Task objective:
Convert the lines, starting with the first and ending with the line that contains "callout-bullet-text: Instituciones y", into a JSON list of strings with one string per line and blank lines omitted.

-- BEGIN Data shown --

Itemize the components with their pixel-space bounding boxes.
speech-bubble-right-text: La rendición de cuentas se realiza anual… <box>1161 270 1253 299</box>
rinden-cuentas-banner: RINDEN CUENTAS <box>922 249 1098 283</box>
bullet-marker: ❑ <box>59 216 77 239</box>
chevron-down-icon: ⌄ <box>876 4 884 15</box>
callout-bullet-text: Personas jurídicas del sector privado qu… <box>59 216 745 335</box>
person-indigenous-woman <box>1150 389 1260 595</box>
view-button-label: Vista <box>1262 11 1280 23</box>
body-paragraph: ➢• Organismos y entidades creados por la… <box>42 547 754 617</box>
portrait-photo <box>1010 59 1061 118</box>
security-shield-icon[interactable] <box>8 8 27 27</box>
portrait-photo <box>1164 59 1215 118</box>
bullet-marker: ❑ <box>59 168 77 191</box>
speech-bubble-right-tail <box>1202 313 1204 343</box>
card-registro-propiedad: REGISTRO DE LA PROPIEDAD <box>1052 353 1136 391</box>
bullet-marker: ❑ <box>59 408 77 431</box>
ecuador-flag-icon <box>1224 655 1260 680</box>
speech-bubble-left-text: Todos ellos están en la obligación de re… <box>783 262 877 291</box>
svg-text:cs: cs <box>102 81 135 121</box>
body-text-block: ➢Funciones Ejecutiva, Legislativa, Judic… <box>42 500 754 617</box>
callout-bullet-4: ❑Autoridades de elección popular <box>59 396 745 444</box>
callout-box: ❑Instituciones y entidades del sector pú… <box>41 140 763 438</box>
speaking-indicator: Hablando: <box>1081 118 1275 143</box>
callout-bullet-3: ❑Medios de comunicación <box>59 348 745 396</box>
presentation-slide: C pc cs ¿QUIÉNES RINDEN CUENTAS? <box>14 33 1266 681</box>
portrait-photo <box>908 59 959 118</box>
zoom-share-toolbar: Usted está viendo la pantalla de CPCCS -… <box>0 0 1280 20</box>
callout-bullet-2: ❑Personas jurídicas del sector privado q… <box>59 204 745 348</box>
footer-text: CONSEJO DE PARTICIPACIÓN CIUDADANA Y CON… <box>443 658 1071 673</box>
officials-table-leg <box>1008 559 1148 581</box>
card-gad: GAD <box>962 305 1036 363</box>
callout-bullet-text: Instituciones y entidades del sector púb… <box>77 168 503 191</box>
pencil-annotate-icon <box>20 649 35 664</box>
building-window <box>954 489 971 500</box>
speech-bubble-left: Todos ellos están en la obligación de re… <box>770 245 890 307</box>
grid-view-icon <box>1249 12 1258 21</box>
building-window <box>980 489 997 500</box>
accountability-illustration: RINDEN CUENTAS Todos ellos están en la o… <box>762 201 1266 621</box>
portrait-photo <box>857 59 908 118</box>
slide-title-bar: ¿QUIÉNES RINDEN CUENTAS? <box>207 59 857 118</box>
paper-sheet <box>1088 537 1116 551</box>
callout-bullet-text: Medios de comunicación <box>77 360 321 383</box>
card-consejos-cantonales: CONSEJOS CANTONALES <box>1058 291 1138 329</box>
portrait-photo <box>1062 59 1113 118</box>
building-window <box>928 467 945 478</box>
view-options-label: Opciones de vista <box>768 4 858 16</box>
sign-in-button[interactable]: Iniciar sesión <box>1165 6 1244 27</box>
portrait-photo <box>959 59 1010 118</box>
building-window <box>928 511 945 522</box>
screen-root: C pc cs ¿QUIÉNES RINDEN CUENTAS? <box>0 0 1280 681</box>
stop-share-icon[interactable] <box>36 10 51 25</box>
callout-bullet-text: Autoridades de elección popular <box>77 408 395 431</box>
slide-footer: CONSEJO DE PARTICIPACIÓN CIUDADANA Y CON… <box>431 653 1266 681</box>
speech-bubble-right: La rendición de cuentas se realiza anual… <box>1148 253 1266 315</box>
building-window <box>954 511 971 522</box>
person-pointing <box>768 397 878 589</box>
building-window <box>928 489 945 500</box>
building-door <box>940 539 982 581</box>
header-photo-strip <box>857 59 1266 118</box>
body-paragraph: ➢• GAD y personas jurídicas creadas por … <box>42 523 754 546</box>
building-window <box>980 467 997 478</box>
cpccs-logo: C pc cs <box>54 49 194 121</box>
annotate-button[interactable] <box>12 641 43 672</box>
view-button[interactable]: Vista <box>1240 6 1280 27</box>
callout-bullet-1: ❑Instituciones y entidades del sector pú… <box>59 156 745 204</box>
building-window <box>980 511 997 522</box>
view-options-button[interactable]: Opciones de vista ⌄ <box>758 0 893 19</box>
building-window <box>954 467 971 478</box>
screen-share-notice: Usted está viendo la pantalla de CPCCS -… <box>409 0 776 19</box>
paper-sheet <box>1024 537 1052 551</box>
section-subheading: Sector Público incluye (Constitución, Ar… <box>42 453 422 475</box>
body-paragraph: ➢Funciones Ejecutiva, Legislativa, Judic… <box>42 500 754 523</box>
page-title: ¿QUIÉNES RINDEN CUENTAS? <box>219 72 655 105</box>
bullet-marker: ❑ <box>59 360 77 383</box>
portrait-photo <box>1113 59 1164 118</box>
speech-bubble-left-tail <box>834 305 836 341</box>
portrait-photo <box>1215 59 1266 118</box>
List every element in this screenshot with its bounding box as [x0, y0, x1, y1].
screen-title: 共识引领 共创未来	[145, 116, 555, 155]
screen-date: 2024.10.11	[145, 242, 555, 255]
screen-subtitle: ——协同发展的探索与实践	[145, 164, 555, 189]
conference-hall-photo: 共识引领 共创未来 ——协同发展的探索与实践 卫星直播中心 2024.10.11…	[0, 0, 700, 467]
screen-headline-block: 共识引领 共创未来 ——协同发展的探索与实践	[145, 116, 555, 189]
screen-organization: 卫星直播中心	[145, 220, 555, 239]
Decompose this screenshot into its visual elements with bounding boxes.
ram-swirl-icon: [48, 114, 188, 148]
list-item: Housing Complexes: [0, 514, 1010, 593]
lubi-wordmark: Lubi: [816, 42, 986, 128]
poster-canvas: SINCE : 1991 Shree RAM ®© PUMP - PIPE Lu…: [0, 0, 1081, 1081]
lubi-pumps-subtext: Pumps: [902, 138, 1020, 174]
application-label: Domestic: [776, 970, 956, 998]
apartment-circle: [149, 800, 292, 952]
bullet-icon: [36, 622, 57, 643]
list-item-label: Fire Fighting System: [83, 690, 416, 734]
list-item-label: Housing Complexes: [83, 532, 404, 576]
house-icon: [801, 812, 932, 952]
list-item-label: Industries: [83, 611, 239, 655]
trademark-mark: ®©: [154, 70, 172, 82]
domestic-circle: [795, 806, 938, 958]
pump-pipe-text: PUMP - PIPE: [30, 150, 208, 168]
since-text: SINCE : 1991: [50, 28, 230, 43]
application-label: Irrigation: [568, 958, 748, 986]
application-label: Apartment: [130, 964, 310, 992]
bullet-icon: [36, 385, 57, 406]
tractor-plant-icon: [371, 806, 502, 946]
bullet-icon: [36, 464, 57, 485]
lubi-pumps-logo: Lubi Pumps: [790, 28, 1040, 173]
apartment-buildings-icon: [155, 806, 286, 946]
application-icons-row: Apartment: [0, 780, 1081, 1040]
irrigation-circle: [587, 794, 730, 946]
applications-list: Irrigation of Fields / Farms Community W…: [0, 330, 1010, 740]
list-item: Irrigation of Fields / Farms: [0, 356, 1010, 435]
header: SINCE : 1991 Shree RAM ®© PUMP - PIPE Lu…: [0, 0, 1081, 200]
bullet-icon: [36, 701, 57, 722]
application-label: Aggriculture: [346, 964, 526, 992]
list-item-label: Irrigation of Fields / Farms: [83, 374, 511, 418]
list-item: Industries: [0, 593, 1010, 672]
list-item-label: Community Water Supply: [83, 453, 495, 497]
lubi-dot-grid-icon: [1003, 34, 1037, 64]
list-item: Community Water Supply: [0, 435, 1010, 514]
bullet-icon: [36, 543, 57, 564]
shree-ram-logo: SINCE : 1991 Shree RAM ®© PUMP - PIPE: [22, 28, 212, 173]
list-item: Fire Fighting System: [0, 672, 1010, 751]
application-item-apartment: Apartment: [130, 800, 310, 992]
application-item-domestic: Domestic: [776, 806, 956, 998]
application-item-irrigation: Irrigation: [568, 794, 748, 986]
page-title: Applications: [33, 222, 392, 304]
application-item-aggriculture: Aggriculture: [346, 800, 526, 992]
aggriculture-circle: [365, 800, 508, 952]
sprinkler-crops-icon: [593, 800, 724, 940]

-- END Data shown --

Exercise solution:
[
  "Itemize the components with their pixel-space bounding boxes.",
  "speech-bubble-right-text: La rendición de cuentas se realiza anual… <box>1161 270 1253 299</box>",
  "rinden-cuentas-banner: RINDEN CUENTAS <box>922 249 1098 283</box>",
  "bullet-marker: ❑ <box>59 216 77 239</box>",
  "chevron-down-icon: ⌄ <box>876 4 884 15</box>",
  "callout-bullet-text: Personas jurídicas del sector privado qu… <box>59 216 745 335</box>",
  "person-indigenous-woman <box>1150 389 1260 595</box>",
  "view-button-label: Vista <box>1262 11 1280 23</box>",
  "body-paragraph: ➢• Organismos y entidades creados por la… <box>42 547 754 617</box>",
  "portrait-photo <box>1010 59 1061 118</box>",
  "security-shield-icon[interactable] <box>8 8 27 27</box>",
  "portrait-photo <box>1164 59 1215 118</box>",
  "bullet-marker: ❑ <box>59 168 77 191</box>",
  "speech-bubble-right-tail <box>1202 313 1204 343</box>",
  "card-registro-propiedad: REGISTRO DE LA PROPIEDAD <box>1052 353 1136 391</box>",
  "bullet-marker: ❑ <box>59 408 77 431</box>",
  "ecuador-flag-icon <box>1224 655 1260 680</box>",
  "speech-bubble-left-text: Todos ellos están en la obligación de re… <box>783 262 877 291</box>",
  "svg-text:cs: cs <box>102 81 135 121</box>",
  "body-text-block: ➢Funciones Ejecutiva, Legislativa, Judic… <box>42 500 754 617</box>",
  "callout-bullet-4: ❑Autoridades de elección popular <box>59 396 745 444</box>",
  "callout-box: ❑Instituciones y entidades del sector pú… <box>41 140 763 438</box>",
  "speaking-indicator: Hablando: <box>1081 118 1275 143</box>",
  "callout-bullet-3: ❑Medios de comunicación <box>59 348 745 396</box>",
  "presentation-slide: C pc cs ¿QUIÉNES RINDEN CUENTAS? <box>14 33 1266 681</box>",
  "portrait-photo <box>908 59 959 118</box>",
  "zoom-share-toolbar: Usted está viendo la pantalla de CPCCS -… <box>0 0 1280 20</box>",
  "callout-bullet-2: ❑Personas jurídicas del sector privado q… <box>59 204 745 348</box>",
  "footer-text: CONSEJO DE PARTICIPACIÓN CIUDADANA Y CON… <box>443 658 1071 673</box>",
  "officials-table-leg <box>1008 559 1148 581</box>",
  "card-gad: GAD <box>962 305 1036 363</box>",
  "callout-bullet-text: Instituciones y entidades del sector púb… <box>77 168 503 191</box>"
]